**Task statement**
Without omitting anything, retype the data that follows.

**Available records**
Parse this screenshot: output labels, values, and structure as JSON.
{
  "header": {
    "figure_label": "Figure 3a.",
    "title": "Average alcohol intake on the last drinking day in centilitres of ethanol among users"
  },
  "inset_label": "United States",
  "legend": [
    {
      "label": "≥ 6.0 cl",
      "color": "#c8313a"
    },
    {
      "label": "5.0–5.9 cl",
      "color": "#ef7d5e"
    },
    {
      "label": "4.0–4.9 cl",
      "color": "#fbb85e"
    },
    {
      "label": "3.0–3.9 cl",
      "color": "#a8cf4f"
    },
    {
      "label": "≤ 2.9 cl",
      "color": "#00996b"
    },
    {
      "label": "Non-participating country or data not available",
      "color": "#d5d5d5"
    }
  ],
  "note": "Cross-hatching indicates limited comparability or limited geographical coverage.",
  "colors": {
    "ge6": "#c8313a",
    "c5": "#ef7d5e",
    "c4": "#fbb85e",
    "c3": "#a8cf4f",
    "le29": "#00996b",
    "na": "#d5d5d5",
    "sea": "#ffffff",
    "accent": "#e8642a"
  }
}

**Complete output**
Parse this screenshot: output labels, values, and structure as JSON.
{
  "header": {
    "figure_label": "Figure 3a.",
    "title": "Average alcohol intake on the last drinking day in centilitres of ethanol among users"
  },
  "inset_label": "United States",
  "legend": [
    {
      "label": "≥ 6.0 cl",
      "color": "#c8313a"
    },
    {
      "label": "5.0–5.9 cl",
      "color": "#ef7d5e"
    },
    {
      "label": "4.0–4.9 cl",
      "color": "#fbb85e"
    },
    {
      "label": "3.0–3.9 cl",
      "color": "#a8cf4f"
    },
    {
      "label": "≤ 2.9 cl",
      "color": "#00996b"
    },
    {
      "label": "Non-participating country or data not available",
      "color": "#d5d5d5"
    }
  ],
  "note": "Cross-hatching indicates limited comparability or limited geographical coverage.",
  "colors": {
    "ge6": "#c8313a",
    "c5": "#ef7d5e",
    "c4": "#fbb85e",
    "c3": "#a8cf4f",
    "le29": "#00996b",
    "na": "#d5d5d5",
    "sea": "#ffffff",
    "accent": "#e8642a"
  }
}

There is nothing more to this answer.